Write the records out again exactly, leaving no images in.

Records from a collection:
•••••

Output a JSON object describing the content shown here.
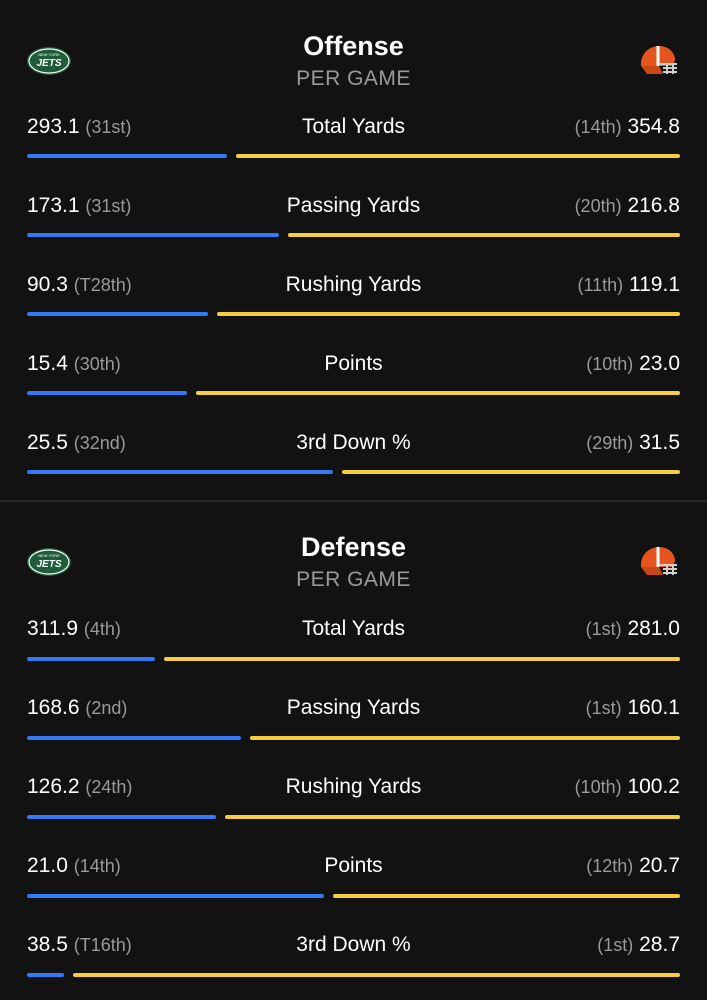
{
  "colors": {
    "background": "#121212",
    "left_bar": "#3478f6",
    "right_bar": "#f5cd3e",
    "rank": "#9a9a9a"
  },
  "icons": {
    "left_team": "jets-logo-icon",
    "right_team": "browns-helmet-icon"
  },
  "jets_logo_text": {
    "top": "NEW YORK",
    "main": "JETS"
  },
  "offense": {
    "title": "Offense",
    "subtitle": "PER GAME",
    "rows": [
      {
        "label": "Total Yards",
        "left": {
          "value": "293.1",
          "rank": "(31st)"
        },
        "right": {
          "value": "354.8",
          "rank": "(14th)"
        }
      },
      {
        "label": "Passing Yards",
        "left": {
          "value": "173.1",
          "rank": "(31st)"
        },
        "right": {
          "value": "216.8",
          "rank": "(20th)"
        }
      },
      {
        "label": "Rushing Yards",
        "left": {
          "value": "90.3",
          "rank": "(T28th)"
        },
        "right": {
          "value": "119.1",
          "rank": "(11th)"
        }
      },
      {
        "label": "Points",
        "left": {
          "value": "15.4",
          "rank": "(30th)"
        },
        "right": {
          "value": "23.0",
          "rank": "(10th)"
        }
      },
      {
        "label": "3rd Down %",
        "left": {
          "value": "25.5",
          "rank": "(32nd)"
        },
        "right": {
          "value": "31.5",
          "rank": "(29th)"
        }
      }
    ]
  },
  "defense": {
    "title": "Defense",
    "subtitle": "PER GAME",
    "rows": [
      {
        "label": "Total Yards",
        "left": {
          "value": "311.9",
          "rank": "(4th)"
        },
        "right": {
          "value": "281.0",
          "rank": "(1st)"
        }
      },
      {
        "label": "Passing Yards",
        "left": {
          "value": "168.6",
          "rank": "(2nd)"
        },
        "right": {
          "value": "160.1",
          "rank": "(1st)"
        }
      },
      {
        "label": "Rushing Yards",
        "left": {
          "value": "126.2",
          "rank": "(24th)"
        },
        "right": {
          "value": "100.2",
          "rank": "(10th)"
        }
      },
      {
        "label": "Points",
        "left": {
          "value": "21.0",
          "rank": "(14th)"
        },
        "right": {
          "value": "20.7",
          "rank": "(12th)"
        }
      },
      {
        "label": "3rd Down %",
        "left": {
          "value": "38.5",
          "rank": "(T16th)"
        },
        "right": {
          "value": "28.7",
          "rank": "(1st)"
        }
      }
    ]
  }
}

•••••

Exercise output |
Output a JSON object describing the content shown here.
{
  "colors": {
    "background": "#121212",
    "left_bar": "#3478f6",
    "right_bar": "#f5cd3e",
    "rank": "#9a9a9a"
  },
  "icons": {
    "left_team": "jets-logo-icon",
    "right_team": "browns-helmet-icon"
  },
  "jets_logo_text": {
    "top": "NEW YORK",
    "main": "JETS"
  },
  "offense": {
    "title": "Offense",
    "subtitle": "PER GAME",
    "rows": [
      {
        "label": "Total Yards",
        "left": {
          "value": "293.1",
          "rank": "(31st)"
        },
        "right": {
          "value": "354.8",
          "rank": "(14th)"
        }
      },
      {
        "label": "Passing Yards",
        "left": {
          "value": "173.1",
          "rank": "(31st)"
        },
        "right": {
          "value": "216.8",
          "rank": "(20th)"
        }
      },
      {
        "label": "Rushing Yards",
        "left": {
          "value": "90.3",
          "rank": "(T28th)"
        },
        "right": {
          "value": "119.1",
          "rank": "(11th)"
        }
      },
      {
        "label": "Points",
        "left": {
          "value": "15.4",
          "rank": "(30th)"
        },
        "right": {
          "value": "23.0",
          "rank": "(10th)"
        }
      },
      {
        "label": "3rd Down %",
        "left": {
          "value": "25.5",
          "rank": "(32nd)"
        },
        "right": {
          "value": "31.5",
          "rank": "(29th)"
        }
      }
    ]
  },
  "defense": {
    "title": "Defense",
    "subtitle": "PER GAME",
    "rows": [
      {
        "label": "Total Yards",
        "left": {
          "value": "311.9",
          "rank": "(4th)"
        },
        "right": {
          "value": "281.0",
          "rank": "(1st)"
        }
      },
      {
        "label": "Passing Yards",
        "left": {
          "value": "168.6",
          "rank": "(2nd)"
        },
        "right": {
          "value": "160.1",
          "rank": "(1st)"
        }
      },
      {
        "label": "Rushing Yards",
        "left": {
          "value": "126.2",
          "rank": "(24th)"
        },
        "right": {
          "value": "100.2",
          "rank": "(10th)"
        }
      },
      {
        "label": "Points",
        "left": {
          "value": "21.0",
          "rank": "(14th)"
        },
        "right": {
          "value": "20.7",
          "rank": "(12th)"
        }
      },
      {
        "label": "3rd Down %",
        "left": {
          "value": "38.5",
          "rank": "(T16th)"
        },
        "right": {
          "value": "28.7",
          "rank": "(1st)"
        }
      }
    ]
  }
}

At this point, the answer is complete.